- **Exercise**: Leave out the pictures and return every entry exactly as it appears.
──────── The input ────────
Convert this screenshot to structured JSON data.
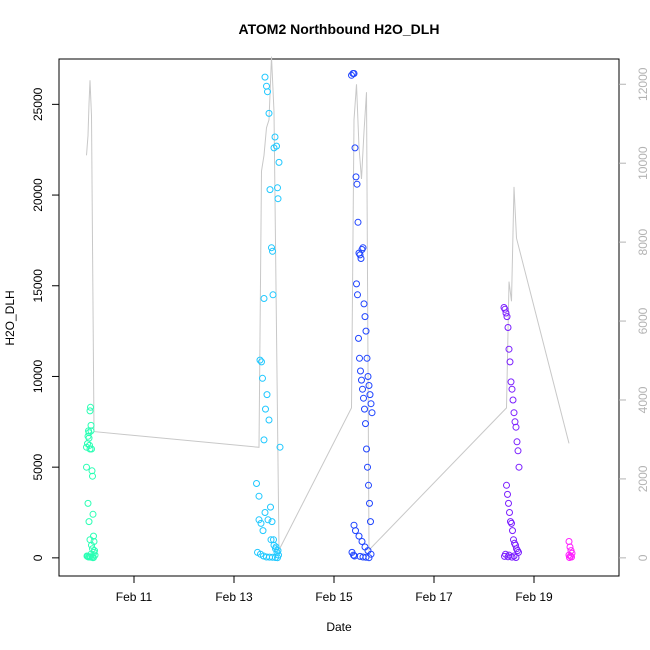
{
  "chart_data": {
    "type": "scatter",
    "title": "ATOM2 Northbound H2O_DLH",
    "xlabel": "Date",
    "ylabel": "H2O_DLH",
    "xlim": [
      9.5,
      20.7
    ],
    "ylim": [
      -1000,
      27500
    ],
    "x_ticks": [
      {
        "value": 11,
        "label": "Feb 11"
      },
      {
        "value": 13,
        "label": "Feb 13"
      },
      {
        "value": 15,
        "label": "Feb 15"
      },
      {
        "value": 17,
        "label": "Feb 17"
      },
      {
        "value": 19,
        "label": "Feb 19"
      }
    ],
    "y_ticks": [
      {
        "value": 0,
        "label": "0"
      },
      {
        "value": 5000,
        "label": "5000"
      },
      {
        "value": 10000,
        "label": "10000"
      },
      {
        "value": 15000,
        "label": "15000"
      },
      {
        "value": 20000,
        "label": "20000"
      },
      {
        "value": 25000,
        "label": "25000"
      }
    ],
    "y2_ticks": [
      {
        "value": 0,
        "label": "0"
      },
      {
        "value": 2000,
        "label": "2000"
      },
      {
        "value": 4000,
        "label": "4000"
      },
      {
        "value": 6000,
        "label": "6000"
      },
      {
        "value": 8000,
        "label": "8000"
      },
      {
        "value": 10000,
        "label": "10000"
      },
      {
        "value": 12000,
        "label": "12000"
      }
    ],
    "y2lim": [
      -460,
      12640
    ],
    "line_color": "#c8c8c8",
    "series": [
      {
        "color": "#2affb4",
        "x": [
          10.05,
          10.07,
          10.08,
          10.09,
          10.1,
          10.1,
          10.11,
          10.12,
          10.12,
          10.13,
          10.14,
          10.14,
          10.15,
          10.16,
          10.17,
          10.18,
          10.19,
          10.2,
          10.21,
          10.22,
          10.05,
          10.08,
          10.1,
          10.12,
          10.15,
          10.17,
          10.2,
          10.06,
          10.09,
          10.13,
          10.16,
          10.19,
          10.07,
          10.11,
          10.14,
          10.18
        ],
        "y": [
          6100,
          6300,
          6700,
          7000,
          6900,
          6600,
          6200,
          6000,
          8100,
          8300,
          7300,
          7000,
          6000,
          4800,
          4500,
          2400,
          1200,
          900,
          400,
          150,
          5000,
          3000,
          2000,
          1000,
          700,
          500,
          300,
          100,
          50,
          40,
          30,
          20,
          80,
          60,
          200,
          10
        ]
      },
      {
        "color": "#1fc8ff",
        "x": [
          13.45,
          13.5,
          13.52,
          13.55,
          13.57,
          13.6,
          13.62,
          13.65,
          13.67,
          13.7,
          13.72,
          13.75,
          13.77,
          13.78,
          13.8,
          13.82,
          13.85,
          13.87,
          13.88,
          13.9,
          13.92,
          13.6,
          13.63,
          13.66,
          13.7,
          13.73,
          13.76,
          13.79,
          13.83,
          13.86,
          13.89,
          13.5,
          13.54,
          13.58,
          13.62,
          13.68,
          13.74,
          13.8,
          13.84,
          13.88,
          13.47,
          13.53,
          13.59,
          13.65,
          13.71,
          13.77,
          13.83,
          13.87
        ],
        "y": [
          4100,
          3400,
          10900,
          10800,
          9900,
          6500,
          26500,
          26000,
          25700,
          24500,
          20300,
          17100,
          16900,
          14500,
          22600,
          23200,
          22700,
          20400,
          19800,
          21800,
          6100,
          14300,
          8200,
          9000,
          7600,
          2800,
          2000,
          1000,
          500,
          300,
          150,
          2100,
          1900,
          1500,
          2500,
          2100,
          1000,
          700,
          600,
          400,
          300,
          200,
          100,
          50,
          40,
          30,
          20,
          10
        ]
      },
      {
        "color": "#1f44ff",
        "x": [
          15.35,
          15.38,
          15.4,
          15.42,
          15.44,
          15.46,
          15.48,
          15.5,
          15.52,
          15.54,
          15.56,
          15.58,
          15.6,
          15.62,
          15.64,
          15.66,
          15.68,
          15.7,
          15.72,
          15.74,
          15.76,
          15.45,
          15.47,
          15.49,
          15.51,
          15.53,
          15.55,
          15.57,
          15.59,
          15.61,
          15.63,
          15.65,
          15.67,
          15.69,
          15.71,
          15.73,
          15.4,
          15.43,
          15.5,
          15.56,
          15.62,
          15.68,
          15.74,
          15.36,
          15.39,
          15.41,
          15.52,
          15.58,
          15.64,
          15.7
        ],
        "y": [
          26600,
          26700,
          26700,
          22600,
          21000,
          20600,
          18500,
          16800,
          16700,
          16500,
          17000,
          17100,
          14000,
          13300,
          12500,
          11000,
          10000,
          9500,
          9000,
          8500,
          8000,
          15100,
          14500,
          12100,
          11000,
          10300,
          9800,
          9300,
          8800,
          8200,
          7400,
          6000,
          5000,
          4000,
          3000,
          2000,
          1800,
          1500,
          1200,
          900,
          600,
          400,
          200,
          300,
          150,
          100,
          80,
          50,
          30,
          10
        ]
      },
      {
        "color": "#7b1fff",
        "x": [
          18.4,
          18.42,
          18.44,
          18.46,
          18.48,
          18.5,
          18.52,
          18.54,
          18.56,
          18.58,
          18.6,
          18.62,
          18.64,
          18.66,
          18.68,
          18.7,
          18.45,
          18.47,
          18.49,
          18.51,
          18.53,
          18.55,
          18.57,
          18.59,
          18.61,
          18.63,
          18.65,
          18.67,
          18.69,
          18.43,
          18.5,
          18.6,
          18.41,
          18.48,
          18.56,
          18.64
        ],
        "y": [
          13800,
          13700,
          13500,
          13300,
          12700,
          11500,
          10800,
          9700,
          9300,
          8700,
          8000,
          7500,
          7200,
          6400,
          5900,
          5000,
          4000,
          3500,
          3000,
          2500,
          2000,
          1900,
          1500,
          1000,
          800,
          700,
          500,
          400,
          300,
          200,
          150,
          100,
          80,
          60,
          40,
          20
        ]
      },
      {
        "color": "#ff1fff",
        "x": [
          19.7,
          19.72,
          19.74,
          19.76,
          19.7,
          19.73,
          19.75,
          19.71
        ],
        "y": [
          900,
          600,
          400,
          250,
          150,
          100,
          50,
          20
        ]
      }
    ],
    "line_y2": {
      "x": [
        10.05,
        10.08,
        10.1,
        10.12,
        10.15,
        10.2,
        13.5,
        13.55,
        13.6,
        13.65,
        13.7,
        13.75,
        13.8,
        13.9,
        15.35,
        15.4,
        15.45,
        15.5,
        15.55,
        15.6,
        15.65,
        15.7,
        18.45,
        18.5,
        18.55,
        18.6,
        18.65,
        19.7
      ],
      "y": [
        10200,
        10700,
        11500,
        12100,
        11200,
        3200,
        2800,
        9800,
        10200,
        10900,
        11100,
        12700,
        11300,
        200,
        3800,
        11100,
        12000,
        10400,
        9600,
        10800,
        11800,
        200,
        3800,
        7000,
        6500,
        9400,
        8100,
        2900
      ]
    }
  }
}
────────
- **Answer to the task**:
Convert this screenshot to structured JSON data.
{
  "chart_data": {
    "type": "scatter",
    "title": "ATOM2 Northbound H2O_DLH",
    "xlabel": "Date",
    "ylabel": "H2O_DLH",
    "xlim": [
      9.5,
      20.7
    ],
    "ylim": [
      -1000,
      27500
    ],
    "x_ticks": [
      {
        "value": 11,
        "label": "Feb 11"
      },
      {
        "value": 13,
        "label": "Feb 13"
      },
      {
        "value": 15,
        "label": "Feb 15"
      },
      {
        "value": 17,
        "label": "Feb 17"
      },
      {
        "value": 19,
        "label": "Feb 19"
      }
    ],
    "y_ticks": [
      {
        "value": 0,
        "label": "0"
      },
      {
        "value": 5000,
        "label": "5000"
      },
      {
        "value": 10000,
        "label": "10000"
      },
      {
        "value": 15000,
        "label": "15000"
      },
      {
        "value": 20000,
        "label": "20000"
      },
      {
        "value": 25000,
        "label": "25000"
      }
    ],
    "y2_ticks": [
      {
        "value": 0,
        "label": "0"
      },
      {
        "value": 2000,
        "label": "2000"
      },
      {
        "value": 4000,
        "label": "4000"
      },
      {
        "value": 6000,
        "label": "6000"
      },
      {
        "value": 8000,
        "label": "8000"
      },
      {
        "value": 10000,
        "label": "10000"
      },
      {
        "value": 12000,
        "label": "12000"
      }
    ],
    "y2lim": [
      -460,
      12640
    ],
    "line_color": "#c8c8c8",
    "series": [
      {
        "color": "#2affb4",
        "x": [
          10.05,
          10.07,
          10.08,
          10.09,
          10.1,
          10.1,
          10.11,
          10.12,
          10.12,
          10.13,
          10.14,
          10.14,
          10.15,
          10.16,
          10.17,
          10.18,
          10.19,
          10.2,
          10.21,
          10.22,
          10.05,
          10.08,
          10.1,
          10.12,
          10.15,
          10.17,
          10.2,
          10.06,
          10.09,
          10.13,
          10.16,
          10.19,
          10.07,
          10.11,
          10.14,
          10.18
        ],
        "y": [
          6100,
          6300,
          6700,
          7000,
          6900,
          6600,
          6200,
          6000,
          8100,
          8300,
          7300,
          7000,
          6000,
          4800,
          4500,
          2400,
          1200,
          900,
          400,
          150,
          5000,
          3000,
          2000,
          1000,
          700,
          500,
          300,
          100,
          50,
          40,
          30,
          20,
          80,
          60,
          200,
          10
        ]
      },
      {
        "color": "#1fc8ff",
        "x": [
          13.45,
          13.5,
          13.52,
          13.55,
          13.57,
          13.6,
          13.62,
          13.65,
          13.67,
          13.7,
          13.72,
          13.75,
          13.77,
          13.78,
          13.8,
          13.82,
          13.85,
          13.87,
          13.88,
          13.9,
          13.92,
          13.6,
          13.63,
          13.66,
          13.7,
          13.73,
          13.76,
          13.79,
          13.83,
          13.86,
          13.89,
          13.5,
          13.54,
          13.58,
          13.62,
          13.68,
          13.74,
          13.8,
          13.84,
          13.88,
          13.47,
          13.53,
          13.59,
          13.65,
          13.71,
          13.77,
          13.83,
          13.87
        ],
        "y": [
          4100,
          3400,
          10900,
          10800,
          9900,
          6500,
          26500,
          26000,
          25700,
          24500,
          20300,
          17100,
          16900,
          14500,
          22600,
          23200,
          22700,
          20400,
          19800,
          21800,
          6100,
          14300,
          8200,
          9000,
          7600,
          2800,
          2000,
          1000,
          500,
          300,
          150,
          2100,
          1900,
          1500,
          2500,
          2100,
          1000,
          700,
          600,
          400,
          300,
          200,
          100,
          50,
          40,
          30,
          20,
          10
        ]
      },
      {
        "color": "#1f44ff",
        "x": [
          15.35,
          15.38,
          15.4,
          15.42,
          15.44,
          15.46,
          15.48,
          15.5,
          15.52,
          15.54,
          15.56,
          15.58,
          15.6,
          15.62,
          15.64,
          15.66,
          15.68,
          15.7,
          15.72,
          15.74,
          15.76,
          15.45,
          15.47,
          15.49,
          15.51,
          15.53,
          15.55,
          15.57,
          15.59,
          15.61,
          15.63,
          15.65,
          15.67,
          15.69,
          15.71,
          15.73,
          15.4,
          15.43,
          15.5,
          15.56,
          15.62,
          15.68,
          15.74,
          15.36,
          15.39,
          15.41,
          15.52,
          15.58,
          15.64,
          15.7
        ],
        "y": [
          26600,
          26700,
          26700,
          22600,
          21000,
          20600,
          18500,
          16800,
          16700,
          16500,
          17000,
          17100,
          14000,
          13300,
          12500,
          11000,
          10000,
          9500,
          9000,
          8500,
          8000,
          15100,
          14500,
          12100,
          11000,
          10300,
          9800,
          9300,
          8800,
          8200,
          7400,
          6000,
          5000,
          4000,
          3000,
          2000,
          1800,
          1500,
          1200,
          900,
          600,
          400,
          200,
          300,
          150,
          100,
          80,
          50,
          30,
          10
        ]
      },
      {
        "color": "#7b1fff",
        "x": [
          18.4,
          18.42,
          18.44,
          18.46,
          18.48,
          18.5,
          18.52,
          18.54,
          18.56,
          18.58,
          18.6,
          18.62,
          18.64,
          18.66,
          18.68,
          18.7,
          18.45,
          18.47,
          18.49,
          18.51,
          18.53,
          18.55,
          18.57,
          18.59,
          18.61,
          18.63,
          18.65,
          18.67,
          18.69,
          18.43,
          18.5,
          18.6,
          18.41,
          18.48,
          18.56,
          18.64
        ],
        "y": [
          13800,
          13700,
          13500,
          13300,
          12700,
          11500,
          10800,
          9700,
          9300,
          8700,
          8000,
          7500,
          7200,
          6400,
          5900,
          5000,
          4000,
          3500,
          3000,
          2500,
          2000,
          1900,
          1500,
          1000,
          800,
          700,
          500,
          400,
          300,
          200,
          150,
          100,
          80,
          60,
          40,
          20
        ]
      },
      {
        "color": "#ff1fff",
        "x": [
          19.7,
          19.72,
          19.74,
          19.76,
          19.7,
          19.73,
          19.75,
          19.71
        ],
        "y": [
          900,
          600,
          400,
          250,
          150,
          100,
          50,
          20
        ]
      }
    ],
    "line_y2": {
      "x": [
        10.05,
        10.08,
        10.1,
        10.12,
        10.15,
        10.2,
        13.5,
        13.55,
        13.6,
        13.65,
        13.7,
        13.75,
        13.8,
        13.9,
        15.35,
        15.4,
        15.45,
        15.5,
        15.55,
        15.6,
        15.65,
        15.7,
        18.45,
        18.5,
        18.55,
        18.6,
        18.65,
        19.7
      ],
      "y": [
        10200,
        10700,
        11500,
        12100,
        11200,
        3200,
        2800,
        9800,
        10200,
        10900,
        11100,
        12700,
        11300,
        200,
        3800,
        11100,
        12000,
        10400,
        9600,
        10800,
        11800,
        200,
        3800,
        7000,
        6500,
        9400,
        8100,
        2900
      ]
    }
  }
}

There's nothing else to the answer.